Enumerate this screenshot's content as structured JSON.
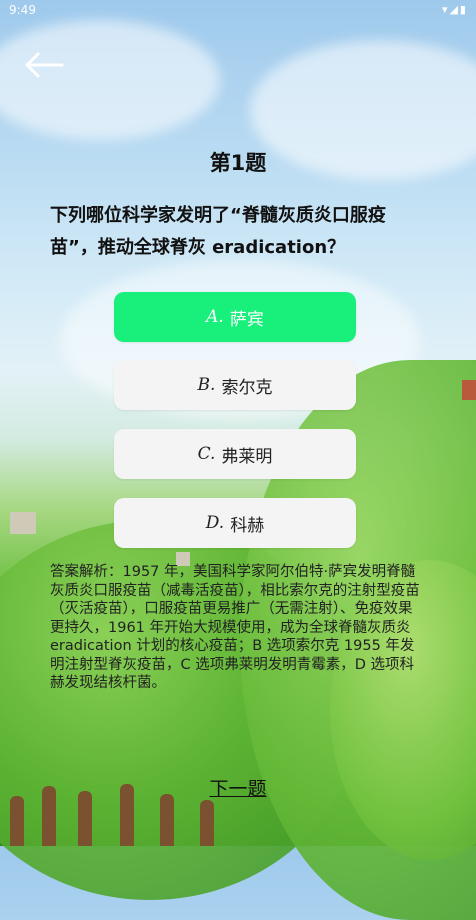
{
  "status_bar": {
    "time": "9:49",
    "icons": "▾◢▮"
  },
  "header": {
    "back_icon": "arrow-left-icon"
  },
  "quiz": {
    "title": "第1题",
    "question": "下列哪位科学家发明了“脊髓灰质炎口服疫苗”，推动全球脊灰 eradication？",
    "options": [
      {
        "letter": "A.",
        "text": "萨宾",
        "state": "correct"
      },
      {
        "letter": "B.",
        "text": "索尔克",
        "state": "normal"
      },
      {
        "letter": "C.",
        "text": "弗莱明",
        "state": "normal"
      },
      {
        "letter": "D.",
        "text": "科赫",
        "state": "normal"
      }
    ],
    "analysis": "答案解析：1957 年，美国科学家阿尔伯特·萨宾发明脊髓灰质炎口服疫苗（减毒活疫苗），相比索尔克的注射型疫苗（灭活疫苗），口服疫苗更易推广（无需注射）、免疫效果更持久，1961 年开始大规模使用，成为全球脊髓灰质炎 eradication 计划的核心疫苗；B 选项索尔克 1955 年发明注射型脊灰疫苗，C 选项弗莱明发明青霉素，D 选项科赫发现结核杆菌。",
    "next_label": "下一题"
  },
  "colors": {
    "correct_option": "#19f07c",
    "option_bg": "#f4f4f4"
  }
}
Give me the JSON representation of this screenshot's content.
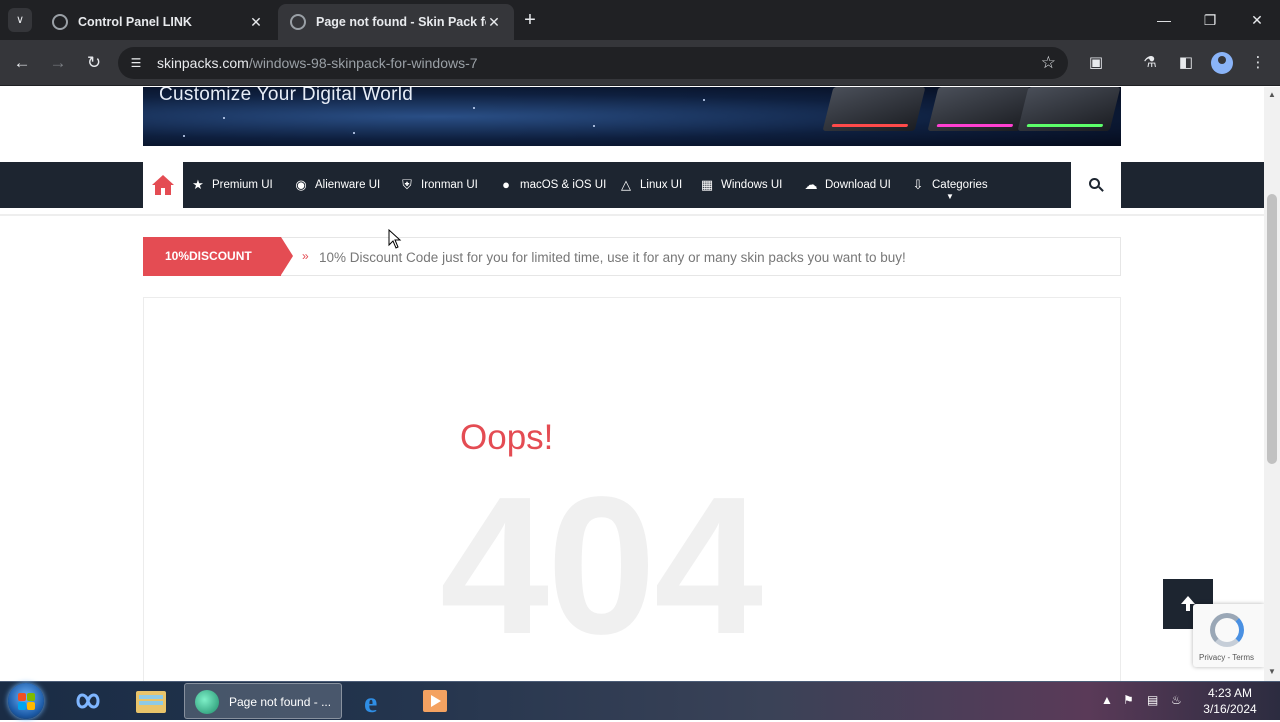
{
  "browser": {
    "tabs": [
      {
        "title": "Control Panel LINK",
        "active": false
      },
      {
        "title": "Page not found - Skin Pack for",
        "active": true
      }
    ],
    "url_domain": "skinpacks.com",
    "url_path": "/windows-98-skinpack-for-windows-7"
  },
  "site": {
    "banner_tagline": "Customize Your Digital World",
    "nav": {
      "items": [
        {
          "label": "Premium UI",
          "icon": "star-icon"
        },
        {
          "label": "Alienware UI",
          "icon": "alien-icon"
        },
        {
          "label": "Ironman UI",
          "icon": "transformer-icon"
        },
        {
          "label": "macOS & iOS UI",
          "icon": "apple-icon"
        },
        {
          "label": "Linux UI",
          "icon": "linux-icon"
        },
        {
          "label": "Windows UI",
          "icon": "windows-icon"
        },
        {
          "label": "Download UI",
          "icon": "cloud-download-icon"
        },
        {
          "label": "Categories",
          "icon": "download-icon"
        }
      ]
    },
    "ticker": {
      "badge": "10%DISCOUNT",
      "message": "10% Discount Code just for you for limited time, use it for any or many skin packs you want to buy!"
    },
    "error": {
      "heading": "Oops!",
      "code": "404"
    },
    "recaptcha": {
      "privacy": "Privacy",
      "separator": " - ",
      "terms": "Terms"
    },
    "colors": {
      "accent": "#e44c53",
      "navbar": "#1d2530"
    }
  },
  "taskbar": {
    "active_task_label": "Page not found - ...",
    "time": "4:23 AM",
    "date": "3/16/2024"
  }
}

^^^^

- Task directions
List all lines holding the string "content".

- Expected answer
Enumerate this screenshot's content as structured JSON.
Give me the JSON representation of this screenshot's content.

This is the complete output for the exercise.